» Task instructions:
Transcribe the material in full, exactly as written.

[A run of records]
──────────────────────────────
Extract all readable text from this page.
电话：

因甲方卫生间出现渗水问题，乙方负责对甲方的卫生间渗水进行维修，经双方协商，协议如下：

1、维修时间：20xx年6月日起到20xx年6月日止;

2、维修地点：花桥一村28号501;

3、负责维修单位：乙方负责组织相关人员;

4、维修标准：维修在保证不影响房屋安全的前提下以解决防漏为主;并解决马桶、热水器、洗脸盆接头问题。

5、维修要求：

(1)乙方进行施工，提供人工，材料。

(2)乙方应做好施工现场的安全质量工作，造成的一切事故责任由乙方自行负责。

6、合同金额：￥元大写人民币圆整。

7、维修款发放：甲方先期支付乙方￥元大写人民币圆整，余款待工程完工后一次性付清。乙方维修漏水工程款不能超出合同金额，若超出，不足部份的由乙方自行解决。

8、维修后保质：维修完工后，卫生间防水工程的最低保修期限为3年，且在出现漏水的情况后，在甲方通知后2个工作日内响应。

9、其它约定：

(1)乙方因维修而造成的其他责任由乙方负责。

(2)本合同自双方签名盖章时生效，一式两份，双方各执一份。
──────────────────────────────
» Task solution:
Extract all readable text from this page.
电话：

因甲方卫生间出现渗水问题，乙方负责对甲方的卫生间渗水进行维修，经双方协商，协议如下：

1、维修时间：20xx年6月日起到20xx年6月日止;

2、维修地点：花桥一村28号501;

3、负责维修单位：乙方负责组织相关人员;

4、维修标准：维修在保证不影响房屋安全的前提下以解决防漏为主;并解决马桶、热水器、洗脸盆接头问题。

5、维修要求：

(1)乙方进行施工，提供人工，材料。

(2)乙方应做好施工现场的安全质量工作，造成的一切事故责任由乙方自行负责。

6、合同金额：￥元大写人民币圆整。

7、维修款发放：甲方先期支付乙方￥元大写人民币圆整，余款待工程完工后一次性付清。乙方维修漏水工程款不能超出合同金额，若超出，不足部份的由乙方自行解决。

8、维修后保质：维修完工后，卫生间防水工程的最低保修期限为3年，且在出现漏水的情况后，在甲方通知后2个工作日内响应。

9、其它约定：

(1)乙方因维修而造成的其他责任由乙方负责。

(2)本合同自双方签名盖章时生效，一式两份，双方各执一份。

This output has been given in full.